■ **Exercise details**: Repeat every line below exactly as it reads.

■ **Given records**:
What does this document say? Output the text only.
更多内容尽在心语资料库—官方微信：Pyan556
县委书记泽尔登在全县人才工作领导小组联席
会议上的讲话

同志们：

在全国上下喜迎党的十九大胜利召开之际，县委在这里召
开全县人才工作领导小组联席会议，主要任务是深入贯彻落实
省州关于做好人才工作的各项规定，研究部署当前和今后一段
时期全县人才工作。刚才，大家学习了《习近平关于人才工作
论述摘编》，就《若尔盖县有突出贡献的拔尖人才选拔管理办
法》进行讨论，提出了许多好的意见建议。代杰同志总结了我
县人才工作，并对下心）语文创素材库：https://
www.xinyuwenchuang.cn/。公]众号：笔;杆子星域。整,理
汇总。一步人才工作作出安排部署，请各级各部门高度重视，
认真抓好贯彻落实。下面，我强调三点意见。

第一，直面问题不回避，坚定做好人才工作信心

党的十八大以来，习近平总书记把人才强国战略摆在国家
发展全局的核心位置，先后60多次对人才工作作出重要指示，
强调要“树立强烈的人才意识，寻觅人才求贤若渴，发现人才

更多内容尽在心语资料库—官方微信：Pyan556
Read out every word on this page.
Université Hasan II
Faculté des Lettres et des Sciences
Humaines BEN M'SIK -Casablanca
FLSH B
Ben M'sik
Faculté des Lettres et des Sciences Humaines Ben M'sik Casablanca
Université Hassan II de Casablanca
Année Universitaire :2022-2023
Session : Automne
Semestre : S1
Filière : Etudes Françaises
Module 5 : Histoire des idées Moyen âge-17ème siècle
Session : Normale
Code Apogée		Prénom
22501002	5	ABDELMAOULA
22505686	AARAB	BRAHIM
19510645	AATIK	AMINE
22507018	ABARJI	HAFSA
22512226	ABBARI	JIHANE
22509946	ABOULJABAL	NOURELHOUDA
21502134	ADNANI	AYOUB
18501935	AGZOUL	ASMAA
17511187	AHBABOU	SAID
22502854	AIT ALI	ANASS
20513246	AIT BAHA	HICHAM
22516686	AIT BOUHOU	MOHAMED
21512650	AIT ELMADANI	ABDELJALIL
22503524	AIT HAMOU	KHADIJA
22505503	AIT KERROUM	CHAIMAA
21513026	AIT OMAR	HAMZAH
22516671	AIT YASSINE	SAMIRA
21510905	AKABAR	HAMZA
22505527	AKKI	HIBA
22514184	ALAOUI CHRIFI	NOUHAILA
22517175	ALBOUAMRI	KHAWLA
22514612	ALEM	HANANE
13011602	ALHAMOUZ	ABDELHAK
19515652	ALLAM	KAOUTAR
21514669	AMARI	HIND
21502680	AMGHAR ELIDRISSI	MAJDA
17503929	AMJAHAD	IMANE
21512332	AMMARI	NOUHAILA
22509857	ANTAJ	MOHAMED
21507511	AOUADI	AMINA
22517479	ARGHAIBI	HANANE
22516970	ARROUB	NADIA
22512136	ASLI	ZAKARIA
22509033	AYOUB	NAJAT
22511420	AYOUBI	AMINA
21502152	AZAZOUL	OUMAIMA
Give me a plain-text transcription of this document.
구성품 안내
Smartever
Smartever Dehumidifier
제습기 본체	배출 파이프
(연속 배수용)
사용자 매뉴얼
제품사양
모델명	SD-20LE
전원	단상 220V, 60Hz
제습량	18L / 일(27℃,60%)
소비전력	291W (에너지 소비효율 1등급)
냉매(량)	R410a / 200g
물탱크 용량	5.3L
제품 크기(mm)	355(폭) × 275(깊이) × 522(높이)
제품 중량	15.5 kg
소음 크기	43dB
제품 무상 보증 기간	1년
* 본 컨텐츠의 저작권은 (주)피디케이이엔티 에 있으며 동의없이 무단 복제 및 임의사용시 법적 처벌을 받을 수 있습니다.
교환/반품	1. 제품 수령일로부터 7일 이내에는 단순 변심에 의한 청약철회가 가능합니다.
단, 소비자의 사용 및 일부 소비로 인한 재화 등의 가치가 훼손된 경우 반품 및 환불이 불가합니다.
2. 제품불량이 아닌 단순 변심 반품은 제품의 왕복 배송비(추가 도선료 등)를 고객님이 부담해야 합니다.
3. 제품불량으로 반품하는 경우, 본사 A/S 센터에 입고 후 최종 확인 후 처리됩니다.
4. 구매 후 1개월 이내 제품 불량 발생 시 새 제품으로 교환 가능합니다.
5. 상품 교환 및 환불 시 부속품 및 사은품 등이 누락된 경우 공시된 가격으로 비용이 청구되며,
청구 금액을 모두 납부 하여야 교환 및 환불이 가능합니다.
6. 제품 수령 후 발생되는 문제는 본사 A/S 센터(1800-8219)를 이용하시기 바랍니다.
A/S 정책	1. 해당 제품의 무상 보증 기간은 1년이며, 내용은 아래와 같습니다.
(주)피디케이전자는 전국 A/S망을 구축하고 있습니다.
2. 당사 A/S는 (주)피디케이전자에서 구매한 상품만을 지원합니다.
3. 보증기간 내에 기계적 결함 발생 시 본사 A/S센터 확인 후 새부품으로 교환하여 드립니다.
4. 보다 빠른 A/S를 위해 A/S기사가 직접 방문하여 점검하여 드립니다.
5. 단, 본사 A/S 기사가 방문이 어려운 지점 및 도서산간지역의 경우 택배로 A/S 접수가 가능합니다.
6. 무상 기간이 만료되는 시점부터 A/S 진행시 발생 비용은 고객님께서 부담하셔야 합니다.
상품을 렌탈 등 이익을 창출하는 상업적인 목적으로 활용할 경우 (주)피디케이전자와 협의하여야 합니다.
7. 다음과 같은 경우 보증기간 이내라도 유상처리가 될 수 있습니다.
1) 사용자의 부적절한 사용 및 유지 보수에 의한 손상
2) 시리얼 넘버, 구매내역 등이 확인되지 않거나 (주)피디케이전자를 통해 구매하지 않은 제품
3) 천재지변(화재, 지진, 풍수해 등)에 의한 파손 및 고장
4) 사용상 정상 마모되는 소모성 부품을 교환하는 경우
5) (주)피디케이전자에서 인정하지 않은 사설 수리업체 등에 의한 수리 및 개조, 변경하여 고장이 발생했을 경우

■ **Solution**:
What does this document say? Output the text only.
更多内容尽在心语资料库—官方微信：Pyan556
县委书记泽尔登在全县人才工作领导小组联席
会议上的讲话

同志们：

在全国上下喜迎党的十九大胜利召开之际，县委在这里召
开全县人才工作领导小组联席会议，主要任务是深入贯彻落实
省州关于做好人才工作的各项规定，研究部署当前和今后一段
时期全县人才工作。刚才，大家学习了《习近平关于人才工作
论述摘编》，就《若尔盖县有突出贡献的拔尖人才选拔管理办
法》进行讨论，提出了许多好的意见建议。代杰同志总结了我
县人才工作，并对下心）语文创素材库：https://
www.xinyuwenchuang.cn/。公]众号：笔;杆子星域。整,理
汇总。一步人才工作作出安排部署，请各级各部门高度重视，
认真抓好贯彻落实。下面，我强调三点意见。

第一，直面问题不回避，坚定做好人才工作信心

党的十八大以来，习近平总书记把人才强国战略摆在国家
发展全局的核心位置，先后60多次对人才工作作出重要指示，
强调要“树立强烈的人才意识，寻觅人才求贤若渴，发现人才

更多内容尽在心语资料库—官方微信：Pyan556
Read out every word on this page.
Université Hasan II
Faculté des Lettres et des Sciences
Humaines BEN M'SIK -Casablanca
FLSH B
Ben M'sik
Faculté des Lettres et des Sciences Humaines Ben M'sik Casablanca
Université Hassan II de Casablanca
Année Universitaire :2022-2023
Session : Automne
Semestre : S1
Filière : Etudes Françaises
Module 5 : Histoire des idées Moyen âge-17ème siècle
Session : Normale
Code Apogée		Prénom
22501002	5	ABDELMAOULA
22505686	AARAB	BRAHIM
19510645	AATIK	AMINE
22507018	ABARJI	HAFSA
22512226	ABBARI	JIHANE
22509946	ABOULJABAL	NOURELHOUDA
21502134	ADNANI	AYOUB
18501935	AGZOUL	ASMAA
17511187	AHBABOU	SAID
22502854	AIT ALI	ANASS
20513246	AIT BAHA	HICHAM
22516686	AIT BOUHOU	MOHAMED
21512650	AIT ELMADANI	ABDELJALIL
22503524	AIT HAMOU	KHADIJA
22505503	AIT KERROUM	CHAIMAA
21513026	AIT OMAR	HAMZAH
22516671	AIT YASSINE	SAMIRA
21510905	AKABAR	HAMZA
22505527	AKKI	HIBA
22514184	ALAOUI CHRIFI	NOUHAILA
22517175	ALBOUAMRI	KHAWLA
22514612	ALEM	HANANE
13011602	ALHAMOUZ	ABDELHAK
19515652	ALLAM	KAOUTAR
21514669	AMARI	HIND
21502680	AMGHAR ELIDRISSI	MAJDA
17503929	AMJAHAD	IMANE
21512332	AMMARI	NOUHAILA
22509857	ANTAJ	MOHAMED
21507511	AOUADI	AMINA
22517479	ARGHAIBI	HANANE
22516970	ARROUB	NADIA
22512136	ASLI	ZAKARIA
22509033	AYOUB	NAJAT
22511420	AYOUBI	AMINA
21502152	AZAZOUL	OUMAIMA
Give me a plain-text transcription of this document.
구성품 안내
Smartever
Smartever Dehumidifier
제습기 본체	배출 파이프
(연속 배수용)
사용자 매뉴얼
제품사양
모델명	SD-20LE
전원	단상 220V, 60Hz
제습량	18L / 일(27℃,60%)
소비전력	291W (에너지 소비효율 1등급)
냉매(량)	R410a / 200g
물탱크 용량	5.3L
제품 크기(mm)	355(폭) × 275(깊이) × 522(높이)
제품 중량	15.5 kg
소음 크기	43dB
제품 무상 보증 기간	1년
* 본 컨텐츠의 저작권은 (주)피디케이이엔티 에 있으며 동의없이 무단 복제 및 임의사용시 법적 처벌을 받을 수 있습니다.
교환/반품	1. 제품 수령일로부터 7일 이내에는 단순 변심에 의한 청약철회가 가능합니다.
단, 소비자의 사용 및 일부 소비로 인한 재화 등의 가치가 훼손된 경우 반품 및 환불이 불가합니다.
2. 제품불량이 아닌 단순 변심 반품은 제품의 왕복 배송비(추가 도선료 등)를 고객님이 부담해야 합니다.
3. 제품불량으로 반품하는 경우, 본사 A/S 센터에 입고 후 최종 확인 후 처리됩니다.
4. 구매 후 1개월 이내 제품 불량 발생 시 새 제품으로 교환 가능합니다.
5. 상품 교환 및 환불 시 부속품 및 사은품 등이 누락된 경우 공시된 가격으로 비용이 청구되며,
청구 금액을 모두 납부 하여야 교환 및 환불이 가능합니다.
6. 제품 수령 후 발생되는 문제는 본사 A/S 센터(1800-8219)를 이용하시기 바랍니다.
A/S 정책	1. 해당 제품의 무상 보증 기간은 1년이며, 내용은 아래와 같습니다.
(주)피디케이전자는 전국 A/S망을 구축하고 있습니다.
2. 당사 A/S는 (주)피디케이전자에서 구매한 상품만을 지원합니다.
3. 보증기간 내에 기계적 결함 발생 시 본사 A/S센터 확인 후 새부품으로 교환하여 드립니다.
4. 보다 빠른 A/S를 위해 A/S기사가 직접 방문하여 점검하여 드립니다.
5. 단, 본사 A/S 기사가 방문이 어려운 지점 및 도서산간지역의 경우 택배로 A/S 접수가 가능합니다.
6. 무상 기간이 만료되는 시점부터 A/S 진행시 발생 비용은 고객님께서 부담하셔야 합니다.
상품을 렌탈 등 이익을 창출하는 상업적인 목적으로 활용할 경우 (주)피디케이전자와 협의하여야 합니다.
7. 다음과 같은 경우 보증기간 이내라도 유상처리가 될 수 있습니다.
1) 사용자의 부적절한 사용 및 유지 보수에 의한 손상
2) 시리얼 넘버, 구매내역 등이 확인되지 않거나 (주)피디케이전자를 통해 구매하지 않은 제품
3) 천재지변(화재, 지진, 풍수해 등)에 의한 파손 및 고장
4) 사용상 정상 마모되는 소모성 부품을 교환하는 경우
5) (주)피디케이전자에서 인정하지 않은 사설 수리업체 등에 의한 수리 및 개조, 변경하여 고장이 발생했을 경우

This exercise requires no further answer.